Leave out any picture and return the remaining listing below exactly as given.

# GIVEN RECORDS start

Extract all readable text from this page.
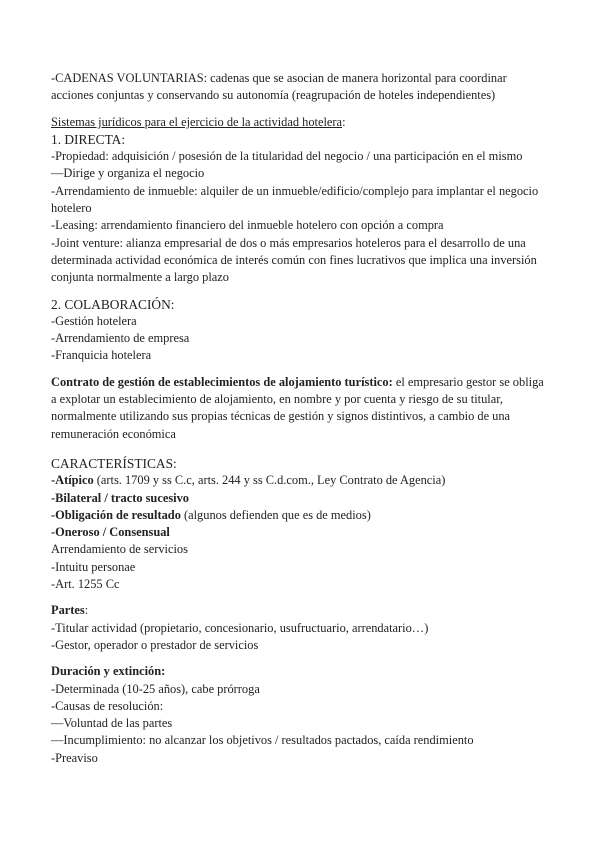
-CADENAS VOLUNTARIAS: cadenas que se asocian de manera horizontal para coordinar acciones conjuntas y conservando su autonomía (reagrupación de hoteles independientes)

Sistemas jurídicos para el ejercicio de la actividad hotelera:

1. DIRECTA:

-Propiedad: adquisición / posesión de la titularidad del negocio / una participación en el mismo

—Dirige y organiza el negocio

-Arrendamiento de inmueble: alquiler de un inmueble/edificio/complejo para implantar el negocio hotelero

-Leasing: arrendamiento financiero del inmueble hotelero con opción a compra

-Joint venture: alianza empresarial de dos o más empresarios hoteleros para el desarrollo de una determinada actividad económica de interés común con fines lucrativos que implica una inversión conjunta normalmente a largo plazo

2. COLABORACIÓN:

-Gestión hotelera

-Arrendamiento de empresa

-Franquicia hotelera

Contrato de gestión de establecimientos de alojamiento turístico: el empresario gestor se obliga a explotar un establecimiento de alojamiento, en nombre y por cuenta y riesgo de su titular, normalmente utilizando sus propias técnicas de gestión y signos distintivos, a cambio de una remuneración económica

CARACTERÍSTICAS:

-Atípico (arts. 1709 y ss C.c, arts. 244 y ss C.d.com., Ley Contrato de Agencia)

-Bilateral / tracto sucesivo

-Obligación de resultado (algunos defienden que es de medios)

-Oneroso / Consensual

Arrendamiento de servicios

-Intuitu personae

-Art. 1255 Cc

Partes:

-Titular actividad (propietario, concesionario, usufructuario, arrendatario…)

-Gestor, operador o prestador de servicios

Duración y extinción:

-Determinada (10-25 años), cabe prórroga

-Causas de resolución:

—Voluntad de las partes

—Incumplimiento: no alcanzar los objetivos / resultados pactados, caída rendimiento

-Preaviso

# GIVEN RECORDS end

**REPLY TO THE TASK:**
Extract all readable text from this page.
-CADENAS VOLUNTARIAS: cadenas que se asocian de manera horizontal para coordinar acciones conjuntas y conservando su autonomía (reagrupación de hoteles independientes)

Sistemas jurídicos para el ejercicio de la actividad hotelera:

1. DIRECTA:

-Propiedad: adquisición / posesión de la titularidad del negocio / una participación en el mismo

—Dirige y organiza el negocio

-Arrendamiento de inmueble: alquiler de un inmueble/edificio/complejo para implantar el negocio hotelero

-Leasing: arrendamiento financiero del inmueble hotelero con opción a compra

-Joint venture: alianza empresarial de dos o más empresarios hoteleros para el desarrollo de una determinada actividad económica de interés común con fines lucrativos que implica una inversión conjunta normalmente a largo plazo

2. COLABORACIÓN:

-Gestión hotelera

-Arrendamiento de empresa

-Franquicia hotelera

Contrato de gestión de establecimientos de alojamiento turístico: el empresario gestor se obliga a explotar un establecimiento de alojamiento, en nombre y por cuenta y riesgo de su titular, normalmente utilizando sus propias técnicas de gestión y signos distintivos, a cambio de una remuneración económica

CARACTERÍSTICAS:

-Atípico (arts. 1709 y ss C.c, arts. 244 y ss C.d.com., Ley Contrato de Agencia)

-Bilateral / tracto sucesivo

-Obligación de resultado (algunos defienden que es de medios)

-Oneroso / Consensual

Arrendamiento de servicios

-Intuitu personae

-Art. 1255 Cc

Partes:

-Titular actividad (propietario, concesionario, usufructuario, arrendatario…)

-Gestor, operador o prestador de servicios

Duración y extinción:

-Determinada (10-25 años), cabe prórroga

-Causas de resolución:

—Voluntad de las partes

—Incumplimiento: no alcanzar los objetivos / resultados pactados, caída rendimiento

-Preaviso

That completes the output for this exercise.